WHAT IS REQUIRED - Pick out every line that holds the string "JSON" and copy it.

[Extracted records]
— Begin —
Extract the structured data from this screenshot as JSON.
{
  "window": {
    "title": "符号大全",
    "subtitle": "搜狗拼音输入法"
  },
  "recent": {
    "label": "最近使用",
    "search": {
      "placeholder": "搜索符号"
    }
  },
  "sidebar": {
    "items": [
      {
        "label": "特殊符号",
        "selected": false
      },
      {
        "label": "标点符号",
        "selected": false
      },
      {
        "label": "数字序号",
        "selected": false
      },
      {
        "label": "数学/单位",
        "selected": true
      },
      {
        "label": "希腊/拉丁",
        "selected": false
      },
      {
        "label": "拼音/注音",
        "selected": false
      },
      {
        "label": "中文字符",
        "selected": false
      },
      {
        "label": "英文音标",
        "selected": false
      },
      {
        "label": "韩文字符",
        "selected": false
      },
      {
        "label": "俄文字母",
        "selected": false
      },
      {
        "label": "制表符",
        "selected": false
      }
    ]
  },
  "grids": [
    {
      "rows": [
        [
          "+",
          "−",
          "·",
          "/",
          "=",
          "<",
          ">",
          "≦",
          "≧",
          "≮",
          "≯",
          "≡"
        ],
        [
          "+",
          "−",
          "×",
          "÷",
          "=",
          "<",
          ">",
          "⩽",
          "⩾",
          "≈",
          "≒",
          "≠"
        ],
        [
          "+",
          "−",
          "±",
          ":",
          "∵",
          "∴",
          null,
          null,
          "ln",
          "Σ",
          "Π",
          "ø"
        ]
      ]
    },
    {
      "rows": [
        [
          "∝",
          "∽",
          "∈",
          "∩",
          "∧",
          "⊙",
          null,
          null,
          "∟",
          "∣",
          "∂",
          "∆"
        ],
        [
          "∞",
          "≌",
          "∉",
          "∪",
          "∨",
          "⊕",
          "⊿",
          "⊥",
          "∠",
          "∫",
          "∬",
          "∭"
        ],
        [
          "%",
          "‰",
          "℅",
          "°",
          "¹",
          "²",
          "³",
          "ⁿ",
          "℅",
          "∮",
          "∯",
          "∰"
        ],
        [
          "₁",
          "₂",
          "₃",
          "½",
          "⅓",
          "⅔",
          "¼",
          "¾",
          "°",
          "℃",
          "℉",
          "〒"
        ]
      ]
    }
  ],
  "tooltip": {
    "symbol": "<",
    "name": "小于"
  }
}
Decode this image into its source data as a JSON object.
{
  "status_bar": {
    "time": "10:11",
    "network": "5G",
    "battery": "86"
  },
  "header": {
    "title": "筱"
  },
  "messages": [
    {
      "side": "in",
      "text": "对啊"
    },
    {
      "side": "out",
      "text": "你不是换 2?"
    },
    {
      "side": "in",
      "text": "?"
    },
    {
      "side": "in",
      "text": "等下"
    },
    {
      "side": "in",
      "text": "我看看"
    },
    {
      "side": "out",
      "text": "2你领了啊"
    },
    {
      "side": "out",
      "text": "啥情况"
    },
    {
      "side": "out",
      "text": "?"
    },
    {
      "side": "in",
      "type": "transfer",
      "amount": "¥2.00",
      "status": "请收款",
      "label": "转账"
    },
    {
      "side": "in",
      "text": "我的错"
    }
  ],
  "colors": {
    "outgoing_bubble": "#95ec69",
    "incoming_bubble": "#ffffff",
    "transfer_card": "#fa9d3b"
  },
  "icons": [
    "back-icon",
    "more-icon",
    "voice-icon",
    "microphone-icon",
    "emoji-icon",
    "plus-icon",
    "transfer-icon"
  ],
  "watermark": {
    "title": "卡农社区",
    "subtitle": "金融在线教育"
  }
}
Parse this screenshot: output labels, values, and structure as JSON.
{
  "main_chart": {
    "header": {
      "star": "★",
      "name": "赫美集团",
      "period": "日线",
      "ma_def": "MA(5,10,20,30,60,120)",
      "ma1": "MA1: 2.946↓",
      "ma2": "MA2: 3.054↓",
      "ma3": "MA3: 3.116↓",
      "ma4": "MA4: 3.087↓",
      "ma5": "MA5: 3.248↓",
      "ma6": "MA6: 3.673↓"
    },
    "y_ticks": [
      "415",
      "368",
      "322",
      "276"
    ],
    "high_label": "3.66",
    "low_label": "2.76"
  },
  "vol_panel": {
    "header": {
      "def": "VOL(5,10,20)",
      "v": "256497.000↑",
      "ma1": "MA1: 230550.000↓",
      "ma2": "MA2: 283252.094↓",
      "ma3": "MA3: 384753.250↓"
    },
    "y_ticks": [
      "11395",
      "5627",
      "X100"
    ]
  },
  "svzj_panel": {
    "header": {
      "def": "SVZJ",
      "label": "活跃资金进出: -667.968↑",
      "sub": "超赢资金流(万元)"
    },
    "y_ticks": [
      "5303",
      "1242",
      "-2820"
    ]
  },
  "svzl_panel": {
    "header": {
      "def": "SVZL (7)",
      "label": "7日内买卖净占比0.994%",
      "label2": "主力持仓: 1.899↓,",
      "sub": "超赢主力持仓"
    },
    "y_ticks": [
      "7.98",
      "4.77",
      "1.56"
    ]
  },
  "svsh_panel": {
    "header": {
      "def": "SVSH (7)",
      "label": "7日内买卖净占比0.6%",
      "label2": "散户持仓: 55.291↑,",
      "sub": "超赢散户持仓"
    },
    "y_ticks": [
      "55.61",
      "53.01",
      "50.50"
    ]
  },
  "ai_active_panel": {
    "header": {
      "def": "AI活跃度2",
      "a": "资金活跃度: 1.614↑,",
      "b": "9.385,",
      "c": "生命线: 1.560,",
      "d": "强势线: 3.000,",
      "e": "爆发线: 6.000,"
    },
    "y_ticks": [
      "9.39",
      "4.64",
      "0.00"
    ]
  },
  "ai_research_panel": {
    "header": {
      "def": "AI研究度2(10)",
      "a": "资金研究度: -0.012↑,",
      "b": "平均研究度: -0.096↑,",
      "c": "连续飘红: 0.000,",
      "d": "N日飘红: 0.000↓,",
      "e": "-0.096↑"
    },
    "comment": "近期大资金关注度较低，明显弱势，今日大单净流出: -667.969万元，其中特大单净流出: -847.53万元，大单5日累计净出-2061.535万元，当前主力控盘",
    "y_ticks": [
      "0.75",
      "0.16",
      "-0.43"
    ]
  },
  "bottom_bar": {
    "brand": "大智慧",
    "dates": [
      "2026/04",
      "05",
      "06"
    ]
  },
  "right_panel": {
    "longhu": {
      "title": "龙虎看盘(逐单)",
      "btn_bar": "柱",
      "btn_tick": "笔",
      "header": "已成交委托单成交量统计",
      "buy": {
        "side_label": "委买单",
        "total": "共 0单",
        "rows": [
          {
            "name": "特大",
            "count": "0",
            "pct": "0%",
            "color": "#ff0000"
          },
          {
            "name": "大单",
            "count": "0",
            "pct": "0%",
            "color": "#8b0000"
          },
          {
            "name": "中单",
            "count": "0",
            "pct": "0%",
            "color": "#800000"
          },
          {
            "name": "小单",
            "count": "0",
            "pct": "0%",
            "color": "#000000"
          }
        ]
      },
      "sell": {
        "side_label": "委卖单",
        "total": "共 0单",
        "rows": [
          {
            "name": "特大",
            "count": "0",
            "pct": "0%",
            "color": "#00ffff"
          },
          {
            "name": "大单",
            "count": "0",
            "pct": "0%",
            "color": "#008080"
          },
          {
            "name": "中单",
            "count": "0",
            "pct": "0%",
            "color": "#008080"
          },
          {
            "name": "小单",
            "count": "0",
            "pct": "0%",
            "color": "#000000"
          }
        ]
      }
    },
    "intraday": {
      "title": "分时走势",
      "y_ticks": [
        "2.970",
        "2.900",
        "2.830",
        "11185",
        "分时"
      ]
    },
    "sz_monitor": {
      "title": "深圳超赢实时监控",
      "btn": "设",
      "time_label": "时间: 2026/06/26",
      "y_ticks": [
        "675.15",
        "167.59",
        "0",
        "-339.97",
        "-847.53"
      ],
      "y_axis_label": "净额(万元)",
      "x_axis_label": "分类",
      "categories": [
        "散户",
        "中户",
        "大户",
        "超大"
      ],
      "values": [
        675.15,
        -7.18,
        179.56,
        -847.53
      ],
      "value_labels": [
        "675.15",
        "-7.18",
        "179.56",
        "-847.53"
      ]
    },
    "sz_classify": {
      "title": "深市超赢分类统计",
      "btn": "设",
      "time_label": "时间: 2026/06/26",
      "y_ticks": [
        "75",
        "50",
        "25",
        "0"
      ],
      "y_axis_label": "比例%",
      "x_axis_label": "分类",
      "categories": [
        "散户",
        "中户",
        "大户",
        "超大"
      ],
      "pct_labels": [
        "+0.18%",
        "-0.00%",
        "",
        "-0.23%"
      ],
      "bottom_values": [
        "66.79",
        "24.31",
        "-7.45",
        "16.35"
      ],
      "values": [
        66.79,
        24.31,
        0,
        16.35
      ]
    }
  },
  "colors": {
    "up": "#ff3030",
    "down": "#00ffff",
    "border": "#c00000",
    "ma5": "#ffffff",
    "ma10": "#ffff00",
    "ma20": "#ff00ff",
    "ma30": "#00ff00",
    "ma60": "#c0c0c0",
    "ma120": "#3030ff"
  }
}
— End —
RESPONSE TO THIS TASK -
Extract the structured data from this screenshot as JSON.
Decode this image into its source data as a JSON object.
Parse this screenshot: output labels, values, and structure as JSON.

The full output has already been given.